■ **EXERCISE GOAL**
Locate each line containing the string "Resolution" and copy it out.

■ **SUPPLIED MATERIAL**
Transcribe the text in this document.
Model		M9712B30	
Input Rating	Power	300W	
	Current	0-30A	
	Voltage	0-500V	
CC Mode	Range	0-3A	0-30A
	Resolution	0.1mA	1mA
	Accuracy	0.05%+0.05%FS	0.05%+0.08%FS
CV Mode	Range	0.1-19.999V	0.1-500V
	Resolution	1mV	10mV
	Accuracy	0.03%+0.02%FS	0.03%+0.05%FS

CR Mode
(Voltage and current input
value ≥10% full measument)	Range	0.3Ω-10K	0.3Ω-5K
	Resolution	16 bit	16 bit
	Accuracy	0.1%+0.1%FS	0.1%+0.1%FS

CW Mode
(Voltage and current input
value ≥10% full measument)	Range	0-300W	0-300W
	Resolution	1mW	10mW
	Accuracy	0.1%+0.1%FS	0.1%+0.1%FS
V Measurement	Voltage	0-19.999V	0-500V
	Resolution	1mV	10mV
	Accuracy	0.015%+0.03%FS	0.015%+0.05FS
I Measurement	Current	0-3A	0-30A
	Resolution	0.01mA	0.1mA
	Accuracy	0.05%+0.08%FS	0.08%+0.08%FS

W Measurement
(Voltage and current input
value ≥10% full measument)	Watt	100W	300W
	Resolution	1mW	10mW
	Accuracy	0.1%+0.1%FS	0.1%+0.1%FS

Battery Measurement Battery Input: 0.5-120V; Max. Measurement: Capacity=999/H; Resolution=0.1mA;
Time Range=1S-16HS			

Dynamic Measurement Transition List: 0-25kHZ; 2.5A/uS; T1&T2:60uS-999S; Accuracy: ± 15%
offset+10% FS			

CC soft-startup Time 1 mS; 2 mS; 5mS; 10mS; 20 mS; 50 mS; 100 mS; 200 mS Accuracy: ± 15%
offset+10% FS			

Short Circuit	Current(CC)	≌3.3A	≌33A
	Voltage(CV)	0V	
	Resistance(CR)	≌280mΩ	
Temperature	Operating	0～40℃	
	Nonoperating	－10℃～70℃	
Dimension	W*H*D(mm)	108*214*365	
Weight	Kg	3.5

■ **EXERCISE RESULT**
	Resolution	0.1mA	1mA
	Resolution	1mV	10mV
	Resolution	16 bit	16 bit
	Resolution	1mW	10mW
	Resolution	1mV	10mV
	Resolution	0.01mA	0.1mA
	Resolution	1mW	10mW
Battery Measurement Battery Input: 0.5-120V; Max. Measurement: Capacity=999/H; Resolution=0.1mA;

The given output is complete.